Start of Extracted data
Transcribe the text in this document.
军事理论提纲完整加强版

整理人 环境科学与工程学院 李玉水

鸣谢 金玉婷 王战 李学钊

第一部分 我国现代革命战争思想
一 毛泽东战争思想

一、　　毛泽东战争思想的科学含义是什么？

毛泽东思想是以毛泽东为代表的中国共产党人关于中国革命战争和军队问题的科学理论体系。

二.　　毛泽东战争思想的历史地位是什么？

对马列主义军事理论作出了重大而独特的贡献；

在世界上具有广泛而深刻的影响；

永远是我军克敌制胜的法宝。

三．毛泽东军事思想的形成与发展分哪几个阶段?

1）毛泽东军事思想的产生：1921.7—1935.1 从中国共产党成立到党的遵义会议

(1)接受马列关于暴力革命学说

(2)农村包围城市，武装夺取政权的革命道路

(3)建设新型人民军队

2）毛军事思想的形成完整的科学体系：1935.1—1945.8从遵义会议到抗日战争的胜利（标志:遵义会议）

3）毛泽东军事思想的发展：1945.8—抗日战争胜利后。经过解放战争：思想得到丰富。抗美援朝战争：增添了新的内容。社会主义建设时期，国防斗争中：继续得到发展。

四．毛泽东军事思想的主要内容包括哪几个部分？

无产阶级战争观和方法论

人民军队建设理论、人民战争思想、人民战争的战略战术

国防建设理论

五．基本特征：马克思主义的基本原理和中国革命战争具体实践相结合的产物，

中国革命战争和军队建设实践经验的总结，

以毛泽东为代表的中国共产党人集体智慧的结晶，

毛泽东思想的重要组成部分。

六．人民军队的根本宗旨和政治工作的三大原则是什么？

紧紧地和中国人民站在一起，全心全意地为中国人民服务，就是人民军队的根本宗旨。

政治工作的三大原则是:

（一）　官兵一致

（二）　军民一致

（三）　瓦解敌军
End of Extracted data
#### Job
Repeat every line of the material exactly as given.

#### Expected answer
Transcribe the text in this document.
军事理论提纲完整加强版

整理人 环境科学与工程学院 李玉水

鸣谢 金玉婷 王战 李学钊

第一部分 我国现代革命战争思想
一 毛泽东战争思想

一、　　毛泽东战争思想的科学含义是什么？

毛泽东思想是以毛泽东为代表的中国共产党人关于中国革命战争和军队问题的科学理论体系。

二.　　毛泽东战争思想的历史地位是什么？

对马列主义军事理论作出了重大而独特的贡献；

在世界上具有广泛而深刻的影响；

永远是我军克敌制胜的法宝。

三．毛泽东军事思想的形成与发展分哪几个阶段?

1）毛泽东军事思想的产生：1921.7—1935.1 从中国共产党成立到党的遵义会议

(1)接受马列关于暴力革命学说

(2)农村包围城市，武装夺取政权的革命道路

(3)建设新型人民军队

2）毛军事思想的形成完整的科学体系：1935.1—1945.8从遵义会议到抗日战争的胜利（标志:遵义会议）

3）毛泽东军事思想的发展：1945.8—抗日战争胜利后。经过解放战争：思想得到丰富。抗美援朝战争：增添了新的内容。社会主义建设时期，国防斗争中：继续得到发展。

四．毛泽东军事思想的主要内容包括哪几个部分？

无产阶级战争观和方法论

人民军队建设理论、人民战争思想、人民战争的战略战术

国防建设理论

五．基本特征：马克思主义的基本原理和中国革命战争具体实践相结合的产物，

中国革命战争和军队建设实践经验的总结，

以毛泽东为代表的中国共产党人集体智慧的结晶，

毛泽东思想的重要组成部分。

六．人民军队的根本宗旨和政治工作的三大原则是什么？

紧紧地和中国人民站在一起，全心全意地为中国人民服务，就是人民军队的根本宗旨。

政治工作的三大原则是:

（一）　官兵一致

（二）　军民一致

（三）　瓦解敌军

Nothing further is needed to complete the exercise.